* _The problem_:
In the records below, find each line with the word "plain" and copy it.

Dataset entries:
>> begin
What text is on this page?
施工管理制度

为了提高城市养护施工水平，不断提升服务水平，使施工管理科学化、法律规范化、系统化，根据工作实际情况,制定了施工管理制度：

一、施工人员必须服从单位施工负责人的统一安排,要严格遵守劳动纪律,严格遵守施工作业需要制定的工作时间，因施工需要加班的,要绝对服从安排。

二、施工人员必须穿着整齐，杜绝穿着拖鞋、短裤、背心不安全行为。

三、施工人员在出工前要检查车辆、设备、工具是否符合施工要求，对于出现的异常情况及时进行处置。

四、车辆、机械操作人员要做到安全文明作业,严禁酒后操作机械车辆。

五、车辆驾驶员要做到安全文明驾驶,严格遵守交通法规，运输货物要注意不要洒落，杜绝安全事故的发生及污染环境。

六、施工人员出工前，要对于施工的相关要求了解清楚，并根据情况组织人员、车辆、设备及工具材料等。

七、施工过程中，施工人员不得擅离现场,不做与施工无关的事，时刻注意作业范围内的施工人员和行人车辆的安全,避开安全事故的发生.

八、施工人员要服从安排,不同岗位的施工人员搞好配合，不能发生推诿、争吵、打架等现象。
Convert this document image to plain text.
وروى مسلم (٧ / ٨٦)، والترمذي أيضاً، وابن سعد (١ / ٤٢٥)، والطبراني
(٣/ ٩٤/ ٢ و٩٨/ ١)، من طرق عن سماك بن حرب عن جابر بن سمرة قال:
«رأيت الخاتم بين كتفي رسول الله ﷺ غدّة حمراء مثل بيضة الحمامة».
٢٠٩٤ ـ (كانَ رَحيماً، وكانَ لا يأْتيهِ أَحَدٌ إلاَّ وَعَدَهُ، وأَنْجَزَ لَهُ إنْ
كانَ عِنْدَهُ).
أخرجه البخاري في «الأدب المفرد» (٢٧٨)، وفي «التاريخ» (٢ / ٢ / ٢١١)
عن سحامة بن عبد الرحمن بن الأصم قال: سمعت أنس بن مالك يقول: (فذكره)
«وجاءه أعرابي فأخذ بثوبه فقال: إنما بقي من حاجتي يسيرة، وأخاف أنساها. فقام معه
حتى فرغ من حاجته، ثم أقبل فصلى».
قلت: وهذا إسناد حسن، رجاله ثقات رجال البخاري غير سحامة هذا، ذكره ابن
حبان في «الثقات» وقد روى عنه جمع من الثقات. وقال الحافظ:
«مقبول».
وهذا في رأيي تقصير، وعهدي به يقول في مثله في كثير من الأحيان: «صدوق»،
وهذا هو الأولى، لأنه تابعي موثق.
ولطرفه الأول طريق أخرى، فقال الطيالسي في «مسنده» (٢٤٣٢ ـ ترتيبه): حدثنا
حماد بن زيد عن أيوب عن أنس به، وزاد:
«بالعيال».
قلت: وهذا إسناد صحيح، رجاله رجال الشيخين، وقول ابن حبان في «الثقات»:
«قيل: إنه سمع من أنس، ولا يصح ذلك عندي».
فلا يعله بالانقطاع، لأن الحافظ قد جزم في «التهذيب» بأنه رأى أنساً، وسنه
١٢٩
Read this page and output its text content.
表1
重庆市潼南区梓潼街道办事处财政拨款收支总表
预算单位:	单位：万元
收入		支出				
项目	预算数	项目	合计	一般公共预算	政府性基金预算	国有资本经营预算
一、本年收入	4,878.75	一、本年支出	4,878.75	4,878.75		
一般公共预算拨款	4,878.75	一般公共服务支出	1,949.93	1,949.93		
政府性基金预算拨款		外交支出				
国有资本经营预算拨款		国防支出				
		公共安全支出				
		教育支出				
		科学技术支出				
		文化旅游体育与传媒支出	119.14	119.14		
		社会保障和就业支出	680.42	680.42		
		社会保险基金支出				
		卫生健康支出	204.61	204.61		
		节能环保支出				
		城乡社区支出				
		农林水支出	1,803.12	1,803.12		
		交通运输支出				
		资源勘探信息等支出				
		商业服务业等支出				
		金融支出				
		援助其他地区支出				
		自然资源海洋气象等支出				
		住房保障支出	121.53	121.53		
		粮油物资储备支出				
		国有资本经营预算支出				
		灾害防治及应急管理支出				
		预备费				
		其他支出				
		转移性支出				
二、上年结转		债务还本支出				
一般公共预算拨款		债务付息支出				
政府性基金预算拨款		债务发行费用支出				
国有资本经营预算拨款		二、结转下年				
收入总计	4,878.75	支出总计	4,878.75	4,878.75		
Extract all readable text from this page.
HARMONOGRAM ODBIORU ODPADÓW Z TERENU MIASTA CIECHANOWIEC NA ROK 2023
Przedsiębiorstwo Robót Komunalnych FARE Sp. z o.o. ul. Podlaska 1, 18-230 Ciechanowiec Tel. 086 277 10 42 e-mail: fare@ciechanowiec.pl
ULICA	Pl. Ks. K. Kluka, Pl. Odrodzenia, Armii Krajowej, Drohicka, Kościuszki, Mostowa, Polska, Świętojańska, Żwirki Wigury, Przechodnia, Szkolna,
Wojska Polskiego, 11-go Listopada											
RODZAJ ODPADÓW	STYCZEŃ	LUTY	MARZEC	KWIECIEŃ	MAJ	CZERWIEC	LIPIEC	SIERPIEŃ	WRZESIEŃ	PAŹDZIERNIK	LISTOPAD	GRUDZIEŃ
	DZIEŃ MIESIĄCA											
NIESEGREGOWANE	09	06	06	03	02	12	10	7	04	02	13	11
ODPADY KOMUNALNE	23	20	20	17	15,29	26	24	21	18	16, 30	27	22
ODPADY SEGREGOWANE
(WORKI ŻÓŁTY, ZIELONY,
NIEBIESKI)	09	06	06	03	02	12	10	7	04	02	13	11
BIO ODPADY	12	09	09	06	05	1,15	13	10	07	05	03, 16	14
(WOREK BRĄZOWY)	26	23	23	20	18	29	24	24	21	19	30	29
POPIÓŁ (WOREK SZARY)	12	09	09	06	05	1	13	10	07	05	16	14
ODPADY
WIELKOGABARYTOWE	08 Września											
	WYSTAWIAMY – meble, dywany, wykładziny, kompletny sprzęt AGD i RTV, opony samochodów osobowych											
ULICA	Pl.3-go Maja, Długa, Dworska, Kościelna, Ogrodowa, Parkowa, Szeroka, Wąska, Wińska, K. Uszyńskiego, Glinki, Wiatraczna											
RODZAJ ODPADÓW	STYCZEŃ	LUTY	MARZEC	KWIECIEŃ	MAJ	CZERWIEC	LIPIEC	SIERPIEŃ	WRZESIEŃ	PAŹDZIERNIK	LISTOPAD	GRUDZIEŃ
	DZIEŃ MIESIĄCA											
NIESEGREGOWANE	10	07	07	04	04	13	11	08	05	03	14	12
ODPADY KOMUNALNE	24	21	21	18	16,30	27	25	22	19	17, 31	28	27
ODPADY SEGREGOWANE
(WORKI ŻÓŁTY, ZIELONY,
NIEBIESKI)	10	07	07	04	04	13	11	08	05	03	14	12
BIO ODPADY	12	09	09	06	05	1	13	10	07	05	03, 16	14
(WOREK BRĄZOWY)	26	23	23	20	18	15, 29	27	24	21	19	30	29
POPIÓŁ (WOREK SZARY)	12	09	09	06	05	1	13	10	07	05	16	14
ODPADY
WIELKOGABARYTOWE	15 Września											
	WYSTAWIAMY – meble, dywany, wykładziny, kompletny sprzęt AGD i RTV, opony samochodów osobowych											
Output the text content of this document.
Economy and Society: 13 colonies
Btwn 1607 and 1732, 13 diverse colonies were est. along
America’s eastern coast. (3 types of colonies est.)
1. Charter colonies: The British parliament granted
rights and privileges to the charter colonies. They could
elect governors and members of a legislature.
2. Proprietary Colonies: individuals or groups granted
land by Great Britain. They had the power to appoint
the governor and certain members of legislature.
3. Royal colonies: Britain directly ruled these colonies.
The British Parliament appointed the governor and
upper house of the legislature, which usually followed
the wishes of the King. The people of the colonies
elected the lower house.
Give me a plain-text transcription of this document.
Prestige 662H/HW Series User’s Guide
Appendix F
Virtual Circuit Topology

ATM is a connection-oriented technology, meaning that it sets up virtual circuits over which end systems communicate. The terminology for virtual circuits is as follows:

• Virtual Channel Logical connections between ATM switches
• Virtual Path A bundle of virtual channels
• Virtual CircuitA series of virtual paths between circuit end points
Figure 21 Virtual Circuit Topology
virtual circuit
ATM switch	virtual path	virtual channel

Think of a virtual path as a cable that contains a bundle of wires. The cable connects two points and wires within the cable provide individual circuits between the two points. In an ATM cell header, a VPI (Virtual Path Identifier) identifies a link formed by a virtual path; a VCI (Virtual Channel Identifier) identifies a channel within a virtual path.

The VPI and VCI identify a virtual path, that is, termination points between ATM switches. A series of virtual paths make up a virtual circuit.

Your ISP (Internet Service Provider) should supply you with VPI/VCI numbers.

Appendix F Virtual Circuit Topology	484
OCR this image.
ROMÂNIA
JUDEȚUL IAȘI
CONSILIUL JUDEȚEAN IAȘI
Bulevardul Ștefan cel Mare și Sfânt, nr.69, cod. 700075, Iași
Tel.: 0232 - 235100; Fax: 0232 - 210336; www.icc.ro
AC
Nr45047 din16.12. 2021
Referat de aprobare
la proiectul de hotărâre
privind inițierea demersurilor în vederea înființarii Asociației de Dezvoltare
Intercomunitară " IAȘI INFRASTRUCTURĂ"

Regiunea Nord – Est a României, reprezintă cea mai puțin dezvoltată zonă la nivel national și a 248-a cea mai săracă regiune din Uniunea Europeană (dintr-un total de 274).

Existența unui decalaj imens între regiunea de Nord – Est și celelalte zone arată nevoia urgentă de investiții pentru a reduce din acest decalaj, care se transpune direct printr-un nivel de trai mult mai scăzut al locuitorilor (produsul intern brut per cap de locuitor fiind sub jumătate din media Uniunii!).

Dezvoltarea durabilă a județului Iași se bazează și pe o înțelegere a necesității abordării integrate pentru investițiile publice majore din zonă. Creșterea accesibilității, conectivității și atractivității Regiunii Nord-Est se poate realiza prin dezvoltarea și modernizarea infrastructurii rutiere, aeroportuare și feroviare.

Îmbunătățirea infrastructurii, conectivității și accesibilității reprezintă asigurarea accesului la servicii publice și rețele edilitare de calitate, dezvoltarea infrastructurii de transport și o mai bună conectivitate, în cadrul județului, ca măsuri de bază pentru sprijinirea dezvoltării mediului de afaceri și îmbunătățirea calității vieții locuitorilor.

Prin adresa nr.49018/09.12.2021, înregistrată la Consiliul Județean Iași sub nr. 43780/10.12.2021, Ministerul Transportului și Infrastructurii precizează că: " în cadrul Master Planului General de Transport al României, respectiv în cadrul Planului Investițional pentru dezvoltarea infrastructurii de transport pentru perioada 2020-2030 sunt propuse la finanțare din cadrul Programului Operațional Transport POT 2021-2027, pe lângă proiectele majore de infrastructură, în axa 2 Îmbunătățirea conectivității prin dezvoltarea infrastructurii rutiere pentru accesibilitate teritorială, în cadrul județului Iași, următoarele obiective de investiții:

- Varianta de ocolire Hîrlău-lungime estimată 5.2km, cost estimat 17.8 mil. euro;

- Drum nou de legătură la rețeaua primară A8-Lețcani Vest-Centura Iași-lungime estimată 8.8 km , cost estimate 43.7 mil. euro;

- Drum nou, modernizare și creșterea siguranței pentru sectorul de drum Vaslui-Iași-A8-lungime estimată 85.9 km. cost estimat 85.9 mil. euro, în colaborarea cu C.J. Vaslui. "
>> end
* _Result_:
Convert this document image to plain text.
Give me a plain-text transcription of this document.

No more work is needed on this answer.